**Data**.
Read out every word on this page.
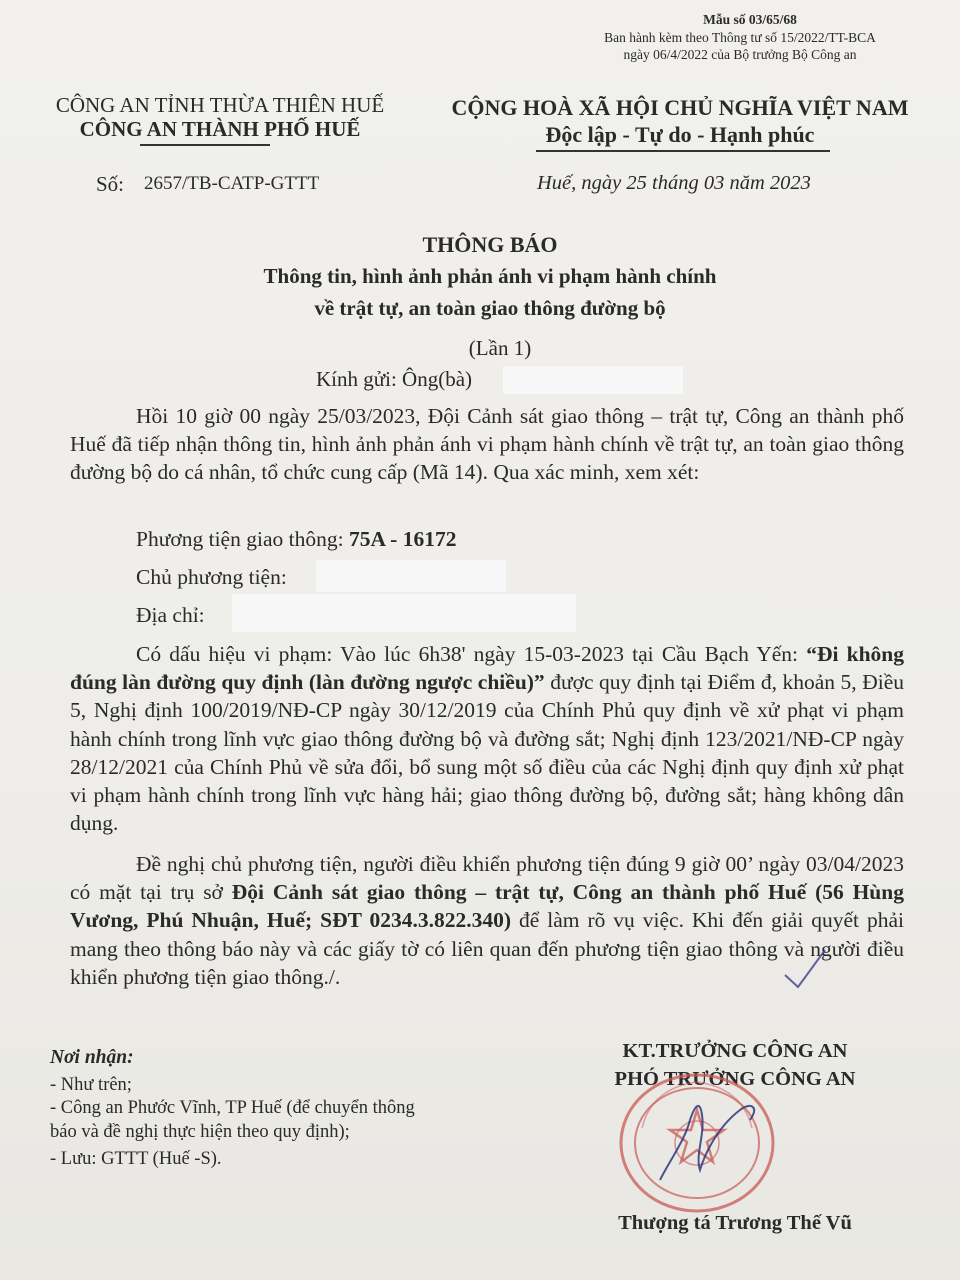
Mẫu số 03/65/68
Ban hành kèm theo Thông tư số 15/2022/TT-BCA
ngày 06/4/2022 của Bộ trưởng Bộ Công an
CÔNG AN TỈNH THỪA THIÊN HUẾ
CÔNG AN THÀNH PHỐ HUẾ
CỘNG HOÀ XÃ HỘI CHỦ NGHĨA VIỆT NAM
Độc lập - Tự do - Hạnh phúc
Số: 2657/TB-CATP-GTTT	Huế, ngày 25 tháng 03 năm 2023
THÔNG BÁO
Thông tin, hình ảnh phản ánh vi phạm hành chính
về trật tự, an toàn giao thông đường bộ
(Lần 1)
Kính gửi: Ông(bà)
Hồi 10 giờ 00 ngày 25/03/2023, Đội Cảnh sát giao thông – trật tự, Công an thành phố Huế đã tiếp nhận thông tin, hình ảnh phản ánh vi phạm hành chính về trật tự, an toàn giao thông đường bộ do cá nhân, tổ chức cung cấp (Mã 14). Qua xác minh, xem xét:
Phương tiện giao thông: 75A - 16172
Chủ phương tiện:
Địa chỉ:
Có dấu hiệu vi phạm: Vào lúc 6h38' ngày 15-03-2023 tại Cầu Bạch Yến: “Đi không đúng làn đường quy định (làn đường ngược chiều)” được quy định tại Điểm đ, khoản 5, Điều 5, Nghị định 100/2019/NĐ-CP ngày 30/12/2019 của Chính Phủ quy định về xử phạt vi phạm hành chính trong lĩnh vực giao thông đường bộ và đường sắt; Nghị định 123/2021/NĐ-CP ngày 28/12/2021 của Chính Phủ về sửa đổi, bổ sung một số điều của các Nghị định quy định xử phạt vi phạm hành chính trong lĩnh vực hàng hải; giao thông đường bộ, đường sắt; hàng không dân dụng.
Đề nghị chủ phương tiện, người điều khiển phương tiện đúng 9 giờ 00’ ngày 03/04/2023 có mặt tại trụ sở Đội Cảnh sát giao thông – trật tự, Công an thành phố Huế (56 Hùng Vương, Phú Nhuận, Huế; SĐT 0234.3.822.340) để làm rõ vụ việc. Khi đến giải quyết phải mang theo thông báo này và các giấy tờ có liên quan đến phương tiện giao thông và người điều khiển phương tiện giao thông./.
Nơi nhận:
- Như trên;
- Công an Phước Vĩnh, TP Huế (để chuyển thông
báo và đề nghị thực hiện theo quy định);
- Lưu: GTTT (Huế -S).
KT.TRƯỞNG CÔNG AN
PHÓ TRƯỞNG CÔNG AN
Thượng tá Trương Thế Vũ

**Aim of the task**. Give the count of lines in the listing above that include "toàn", with no other words.

**Answer in full**. 2